- [Jobs]
1. In the article on power dynamics at work, which retired Harvard professor called power "America's last dirty word"?
2. Write the next part of the article on power dynamics at work, starting right after its final sentence.

[START OF Source text]

The Political Imperative: Surviving and Thriving in Power Dynamics at Work

December 15, 2025 Micheal Stratton
The Political Imperative: Surviving and Thriving in Power Dynamics at Work

By Micheal Stratton, Professor of Management at the American University in Bulgaria

When I recently spoke with employers, AUBG alumni, and Executive MBA students about power dynamics at work, I began with a simple question: What’s the first word that comes to mind when you hear the words “power” and “politics”? The reactions in the room were telling and familiar.

We see organizational politics in our everyday lives, but it’s often viewed with a negative connotation. Many of us wouldn’t even want to acknowledge our skills in this area of management and leadership in our CVs.

The challenge, then, is not whether power and politics exist, but whether we are willing to engage with them consciously. That requires reframing them as skills to be learned, not flaws to be denied.

AUBG Professor Micheal Stratton Giving an Executive MBA Lecture on Power Dynamics at the Workplace

AUBG Professor Micheal Stratton Giving an Executive MBA Lecture on Power Dynamics at the Workplace

The last dirty word

Rosabeth Moss Kanter, a retired Harvard professor, once said, “Power is America’s last dirty word. It is easier to talk about money – and much easier to talk about sex – than it is to talk about power.”

Kanter’s observation (1979) rings as true today as it did over four decades ago. People who have power often deny it; those who want it try not to appear hungry for it; and those who engage in it try to do it carefully and secretly (other than the narcissists and bullies who want nothing but control).

So why do we tend to avoid it and how does that avoidance manifest? I believe we can outline several reasons for that. First, many of us see politics as dangerous, posing a risk to our reputation, credibility, or safety at work. Second, we dismiss it as game play, a distraction from “real work.” For some, denying such politicking is a badge of honor. Third, we fear that political behavior is inherently unethical, associated with self-gain, backstabbing, or favoritism. And finally, many hold onto the belief that “my work should speak for itself,” and that engaging in politics would somehow tarnish a high-performance image.

At its core, organizational politics is simply our effort to influence decision-making and protect our agenda. Everyday actions, such as “taking something offline” with a boss, pitching ideas before a meeting, or “just having a chat” with someone who can help, are all political activities. Power play is everywhere.

So let me say the quiet part out loud: we need to learn how to navigate power dynamics, and how to advance our agendas responsibly. I argue that we should both acknowledge it and embrace it – but carefully and with a strategic mindset.

Get in the game, but be prepared

Power play can feel scary and intimidating, but it can also be freeing – it allows us to enact positive change and open new opportunities. Yet many of us have a visceral reaction to power and politics, seeing them as “cringe,” manipulative, or self-serving, often because we’ve witnessed destructive behavior.

But when we dismiss politics as inherently negative, we ignore how organizations really function. This has serious consequences. When you avoid building relationships strategically or when you believe your work should “speak for itself,” you’re not avoiding politics – you’re simply ceding influence to others who may know the vital importance of building political capital.

[END OF Source text]
[START OF Records shown]

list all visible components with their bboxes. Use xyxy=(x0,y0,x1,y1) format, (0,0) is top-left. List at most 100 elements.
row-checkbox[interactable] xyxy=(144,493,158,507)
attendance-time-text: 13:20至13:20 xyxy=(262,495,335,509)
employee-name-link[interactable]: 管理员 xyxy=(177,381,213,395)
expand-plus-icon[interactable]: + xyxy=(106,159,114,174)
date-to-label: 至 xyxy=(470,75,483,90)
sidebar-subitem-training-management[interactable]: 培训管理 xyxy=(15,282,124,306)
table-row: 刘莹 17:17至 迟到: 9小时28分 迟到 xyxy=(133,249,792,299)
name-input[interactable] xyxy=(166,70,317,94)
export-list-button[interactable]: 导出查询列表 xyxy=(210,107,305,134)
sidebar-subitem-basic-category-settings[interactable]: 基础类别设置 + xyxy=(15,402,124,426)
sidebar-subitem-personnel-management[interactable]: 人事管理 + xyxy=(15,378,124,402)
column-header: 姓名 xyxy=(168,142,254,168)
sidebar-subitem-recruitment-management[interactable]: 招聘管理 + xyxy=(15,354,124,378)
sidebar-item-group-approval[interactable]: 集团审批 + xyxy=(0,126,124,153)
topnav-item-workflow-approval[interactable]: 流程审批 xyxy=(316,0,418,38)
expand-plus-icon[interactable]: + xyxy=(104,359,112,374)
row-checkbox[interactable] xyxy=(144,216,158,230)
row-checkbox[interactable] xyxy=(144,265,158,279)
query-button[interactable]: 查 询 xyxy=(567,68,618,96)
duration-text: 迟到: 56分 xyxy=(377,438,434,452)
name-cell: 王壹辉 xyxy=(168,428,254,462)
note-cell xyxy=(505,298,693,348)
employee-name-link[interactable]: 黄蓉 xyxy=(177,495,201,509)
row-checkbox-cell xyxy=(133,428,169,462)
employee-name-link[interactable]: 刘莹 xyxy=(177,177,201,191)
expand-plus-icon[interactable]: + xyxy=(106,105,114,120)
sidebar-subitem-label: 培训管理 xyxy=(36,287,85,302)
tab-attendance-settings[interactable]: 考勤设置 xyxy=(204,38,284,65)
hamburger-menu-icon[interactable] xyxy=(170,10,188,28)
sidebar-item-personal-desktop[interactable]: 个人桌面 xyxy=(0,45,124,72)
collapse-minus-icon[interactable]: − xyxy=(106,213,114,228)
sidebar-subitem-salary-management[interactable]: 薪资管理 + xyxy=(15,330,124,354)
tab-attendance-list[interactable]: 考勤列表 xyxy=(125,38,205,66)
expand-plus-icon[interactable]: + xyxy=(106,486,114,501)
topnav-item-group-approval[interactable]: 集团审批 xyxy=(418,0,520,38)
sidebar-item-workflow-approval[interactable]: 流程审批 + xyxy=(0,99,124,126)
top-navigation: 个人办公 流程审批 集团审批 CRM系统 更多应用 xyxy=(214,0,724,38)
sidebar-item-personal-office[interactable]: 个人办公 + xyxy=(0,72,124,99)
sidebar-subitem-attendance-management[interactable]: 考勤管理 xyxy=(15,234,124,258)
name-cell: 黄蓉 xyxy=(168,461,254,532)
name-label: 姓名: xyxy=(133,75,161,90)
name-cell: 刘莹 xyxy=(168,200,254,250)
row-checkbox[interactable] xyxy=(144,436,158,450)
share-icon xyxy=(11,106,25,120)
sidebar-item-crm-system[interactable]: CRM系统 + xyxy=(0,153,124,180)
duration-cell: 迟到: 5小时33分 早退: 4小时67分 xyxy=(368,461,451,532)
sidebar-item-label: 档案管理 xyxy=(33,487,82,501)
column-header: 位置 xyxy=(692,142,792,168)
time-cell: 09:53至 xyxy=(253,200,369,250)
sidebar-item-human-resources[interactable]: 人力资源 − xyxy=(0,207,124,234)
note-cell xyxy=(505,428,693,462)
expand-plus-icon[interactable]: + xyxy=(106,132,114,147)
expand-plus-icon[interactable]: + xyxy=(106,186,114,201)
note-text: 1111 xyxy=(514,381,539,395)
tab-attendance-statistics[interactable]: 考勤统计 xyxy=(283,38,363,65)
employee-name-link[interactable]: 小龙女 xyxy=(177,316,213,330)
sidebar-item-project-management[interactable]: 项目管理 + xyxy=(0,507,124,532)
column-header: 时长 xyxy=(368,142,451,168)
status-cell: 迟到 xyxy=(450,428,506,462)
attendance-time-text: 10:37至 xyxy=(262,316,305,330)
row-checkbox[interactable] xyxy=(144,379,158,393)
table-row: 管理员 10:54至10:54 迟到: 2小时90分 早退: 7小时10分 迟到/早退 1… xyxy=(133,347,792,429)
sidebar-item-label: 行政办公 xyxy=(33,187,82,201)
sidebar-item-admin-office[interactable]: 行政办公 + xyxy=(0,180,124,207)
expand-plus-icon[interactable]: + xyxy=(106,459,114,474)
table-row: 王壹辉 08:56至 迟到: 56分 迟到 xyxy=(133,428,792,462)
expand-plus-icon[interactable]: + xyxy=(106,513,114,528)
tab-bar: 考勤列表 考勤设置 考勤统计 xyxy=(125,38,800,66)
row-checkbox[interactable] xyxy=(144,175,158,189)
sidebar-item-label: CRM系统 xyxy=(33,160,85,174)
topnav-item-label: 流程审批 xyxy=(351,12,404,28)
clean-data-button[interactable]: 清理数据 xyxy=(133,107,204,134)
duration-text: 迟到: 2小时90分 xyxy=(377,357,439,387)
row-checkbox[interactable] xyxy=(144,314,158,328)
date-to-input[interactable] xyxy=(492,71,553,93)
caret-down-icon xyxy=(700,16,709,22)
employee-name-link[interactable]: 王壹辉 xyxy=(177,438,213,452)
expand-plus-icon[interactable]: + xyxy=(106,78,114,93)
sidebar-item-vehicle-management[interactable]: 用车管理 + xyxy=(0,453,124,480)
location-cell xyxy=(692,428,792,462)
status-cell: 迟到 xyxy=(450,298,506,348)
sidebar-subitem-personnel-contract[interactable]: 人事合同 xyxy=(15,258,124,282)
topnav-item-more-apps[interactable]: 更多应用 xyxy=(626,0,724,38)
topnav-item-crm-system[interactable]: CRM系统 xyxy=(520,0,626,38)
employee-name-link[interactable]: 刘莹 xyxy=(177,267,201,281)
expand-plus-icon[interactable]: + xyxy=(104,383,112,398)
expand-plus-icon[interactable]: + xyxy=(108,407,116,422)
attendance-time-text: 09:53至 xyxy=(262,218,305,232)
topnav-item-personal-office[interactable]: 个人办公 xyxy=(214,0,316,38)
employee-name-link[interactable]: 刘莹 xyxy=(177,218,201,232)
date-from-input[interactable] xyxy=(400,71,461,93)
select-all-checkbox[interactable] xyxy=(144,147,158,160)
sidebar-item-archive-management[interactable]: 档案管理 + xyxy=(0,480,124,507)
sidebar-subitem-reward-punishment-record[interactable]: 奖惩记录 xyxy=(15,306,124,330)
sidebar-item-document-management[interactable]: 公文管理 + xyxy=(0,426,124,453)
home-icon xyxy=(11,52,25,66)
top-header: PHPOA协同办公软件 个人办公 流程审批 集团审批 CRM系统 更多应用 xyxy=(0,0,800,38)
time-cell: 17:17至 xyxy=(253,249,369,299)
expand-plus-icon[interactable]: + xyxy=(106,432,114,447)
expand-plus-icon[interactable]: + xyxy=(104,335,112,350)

[END OF Records shown]

- [Results]
1. Rosabeth Moss Kanter

2.
In reality, everyday constructive actions are political: meeting stakeholders for coffee before a presentation, joining cross-functional projects to build relationships, or advocating for resources by aligning your request with organizational priorities. Research shows that individuals with political skills, such as social astuteness, audience adaptation, sincerity, and networking, earn higher evaluations, promotions, and satisfaction. Also, leaders with strong political skills have more effective teams. These leaders use their savvy to network, build alliances, and garner resources for their team and organization – this ensures teams have the support and resources needed to perform.

So yes, there is real benefit in learning how to engage. But we must proceed with intention. Political behavior requires significant cognitive and emotional resources – we must read social cues, anticipate reactions, manage our own emotional responses, and try to influence while still performing our actual job duties. This emotional labor is particularly exhausting, especially for underrepresented professionals who face double standards and biased perceptions. This burden is real, and avoiding politics doesn’t reduce it; in fact, it often increases it. Without political capital, you have less influence, fewer allies, and reduced control over your environment.

AUBG Professor Micheal Stratton Giving an Executive MBA Lecture on Power Dynamics at the Workplace

AUBG Professor Micheal Stratton Giving an Executive MBA Lecture on Power Dynamics at the Workplace

Building your power base

If we’re going to get in the game, we need power. That’s the ability to influence behavior, decisions, and outcomes. Power isn’t only structural or tied to title; it also comes from our location, relationships, expertise, and reputation. Some of it is baked into our roles, but much of it is built through our actions. We have agency.

Consider a Director of Product Development at a mid-sized tech company deciding whether to adopt a new platform. While they hold formal authority to make the final decision, authority alone isn’t enough to secure buy-in. To move the organization forward, they must also draw on reward power to incentivize early adopters, expert power to establish credibility around the technology’s limitations, and informational power through competitive data others don’t have access to.

The genius lies not in relying on any single power source, but in knowing when and how to deploy each one. The most sophisticated leaders make their exercise of power feel so natural that people don’t realize they’re being influenced – they just know they want to follow.

Politics from below

Not everyone has Sarah’s positional authority, yet the lower-level employees often wield significant informal power despite lacking formal authority. Administrative assistants, long-serving staff, and technical experts often control access to people, information, and resources – a form of influence that scholars Ralph Brower and Mitch Abolafia describe as “politics from below”. Influence can come from being indispensable, from gatekeeping, or from occupying a central location in a network.

This is the Consigliere Principle: In The Godfather, one of the most powerful characters isn’t the Don – it’s Tom Hagen, the Consigliere. He’s the advisor who acts as the mouth of the Don, commands huge respect, but isn’t directly involved in operations. Why does Tom have so much power? Because of his location. He’s positioned between the leader and everyone else. He has access, he has the leader’s ear, and he controls information flow.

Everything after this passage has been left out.